◆ **AIM**
Each entry here needs to be set down again exactly, please; pictures are left out.

Start STORED DATA

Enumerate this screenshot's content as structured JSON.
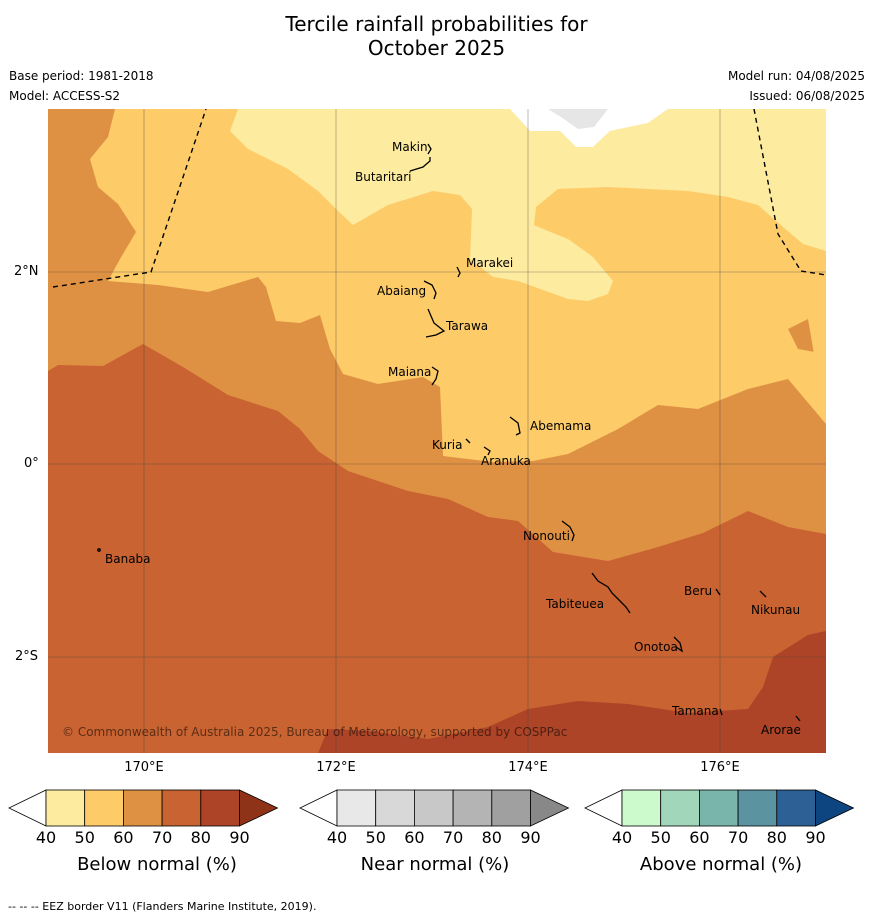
{
  "title": {
    "line1": "Tercile rainfall probabilities for",
    "line2": "October 2025"
  },
  "meta": {
    "base_period": "Base period: 1981-2018",
    "model": "Model: ACCESS-S2",
    "model_run": "Model run: 04/08/2025",
    "issued": "Issued: 06/08/2025"
  },
  "map": {
    "copyright": "© Commonwealth of Australia 2025, Bureau of Meteorology, supported by COSPPac",
    "lat_labels": [
      "2°N",
      "0°",
      "2°S"
    ],
    "lon_labels": [
      "170°E",
      "172°E",
      "174°E",
      "176°E"
    ],
    "places": [
      {
        "name": "Makin"
      },
      {
        "name": "Butaritari"
      },
      {
        "name": "Marakei"
      },
      {
        "name": "Abaiang"
      },
      {
        "name": "Tarawa"
      },
      {
        "name": "Maiana"
      },
      {
        "name": "Abemama"
      },
      {
        "name": "Kuria"
      },
      {
        "name": "Aranuka"
      },
      {
        "name": "Nonouti"
      },
      {
        "name": "Banaba"
      },
      {
        "name": "Tabiteuea"
      },
      {
        "name": "Beru"
      },
      {
        "name": "Nikunau"
      },
      {
        "name": "Onotoa"
      },
      {
        "name": "Tamana"
      },
      {
        "name": "Arorae"
      }
    ],
    "category_colors": {
      "below_50": "#fdeb9f",
      "below_60": "#fdcb68",
      "below_70": "#df9143",
      "below_80": "#c96331",
      "below_90": "#ad4427"
    }
  },
  "colorbars": [
    {
      "label": "Below normal (%)",
      "ticks": [
        "40",
        "50",
        "60",
        "70",
        "80",
        "90"
      ],
      "colors": [
        "#fdeb9f",
        "#fdcb68",
        "#df9143",
        "#c96331",
        "#ad4427"
      ],
      "extend_color": "#8e3218"
    },
    {
      "label": "Near normal (%)",
      "ticks": [
        "40",
        "50",
        "60",
        "70",
        "80",
        "90"
      ],
      "colors": [
        "#e8e8e8",
        "#d8d8d8",
        "#c8c8c8",
        "#b4b4b4",
        "#a0a0a0"
      ],
      "extend_color": "#888888"
    },
    {
      "label": "Above normal (%)",
      "ticks": [
        "40",
        "50",
        "60",
        "70",
        "80",
        "90"
      ],
      "colors": [
        "#ccfacc",
        "#a2d6bb",
        "#7ab5ac",
        "#5b93a0",
        "#2d6196"
      ],
      "extend_color": "#0d4580"
    }
  ],
  "footnote": "--  --  -- EEZ border V11 (Flanders Marine Institute, 2019)."
}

End STORED DATA

◆ **EXPECTED ANSWER**
Enumerate this screenshot's content as structured JSON.
{
  "title": {
    "line1": "Tercile rainfall probabilities for",
    "line2": "October 2025"
  },
  "meta": {
    "base_period": "Base period: 1981-2018",
    "model": "Model: ACCESS-S2",
    "model_run": "Model run: 04/08/2025",
    "issued": "Issued: 06/08/2025"
  },
  "map": {
    "copyright": "© Commonwealth of Australia 2025, Bureau of Meteorology, supported by COSPPac",
    "lat_labels": [
      "2°N",
      "0°",
      "2°S"
    ],
    "lon_labels": [
      "170°E",
      "172°E",
      "174°E",
      "176°E"
    ],
    "places": [
      {
        "name": "Makin"
      },
      {
        "name": "Butaritari"
      },
      {
        "name": "Marakei"
      },
      {
        "name": "Abaiang"
      },
      {
        "name": "Tarawa"
      },
      {
        "name": "Maiana"
      },
      {
        "name": "Abemama"
      },
      {
        "name": "Kuria"
      },
      {
        "name": "Aranuka"
      },
      {
        "name": "Nonouti"
      },
      {
        "name": "Banaba"
      },
      {
        "name": "Tabiteuea"
      },
      {
        "name": "Beru"
      },
      {
        "name": "Nikunau"
      },
      {
        "name": "Onotoa"
      },
      {
        "name": "Tamana"
      },
      {
        "name": "Arorae"
      }
    ],
    "category_colors": {
      "below_50": "#fdeb9f",
      "below_60": "#fdcb68",
      "below_70": "#df9143",
      "below_80": "#c96331",
      "below_90": "#ad4427"
    }
  },
  "colorbars": [
    {
      "label": "Below normal (%)",
      "ticks": [
        "40",
        "50",
        "60",
        "70",
        "80",
        "90"
      ],
      "colors": [
        "#fdeb9f",
        "#fdcb68",
        "#df9143",
        "#c96331",
        "#ad4427"
      ],
      "extend_color": "#8e3218"
    },
    {
      "label": "Near normal (%)",
      "ticks": [
        "40",
        "50",
        "60",
        "70",
        "80",
        "90"
      ],
      "colors": [
        "#e8e8e8",
        "#d8d8d8",
        "#c8c8c8",
        "#b4b4b4",
        "#a0a0a0"
      ],
      "extend_color": "#888888"
    },
    {
      "label": "Above normal (%)",
      "ticks": [
        "40",
        "50",
        "60",
        "70",
        "80",
        "90"
      ],
      "colors": [
        "#ccfacc",
        "#a2d6bb",
        "#7ab5ac",
        "#5b93a0",
        "#2d6196"
      ],
      "extend_color": "#0d4580"
    }
  ],
  "footnote": "--  --  -- EEZ border V11 (Flanders Marine Institute, 2019)."
}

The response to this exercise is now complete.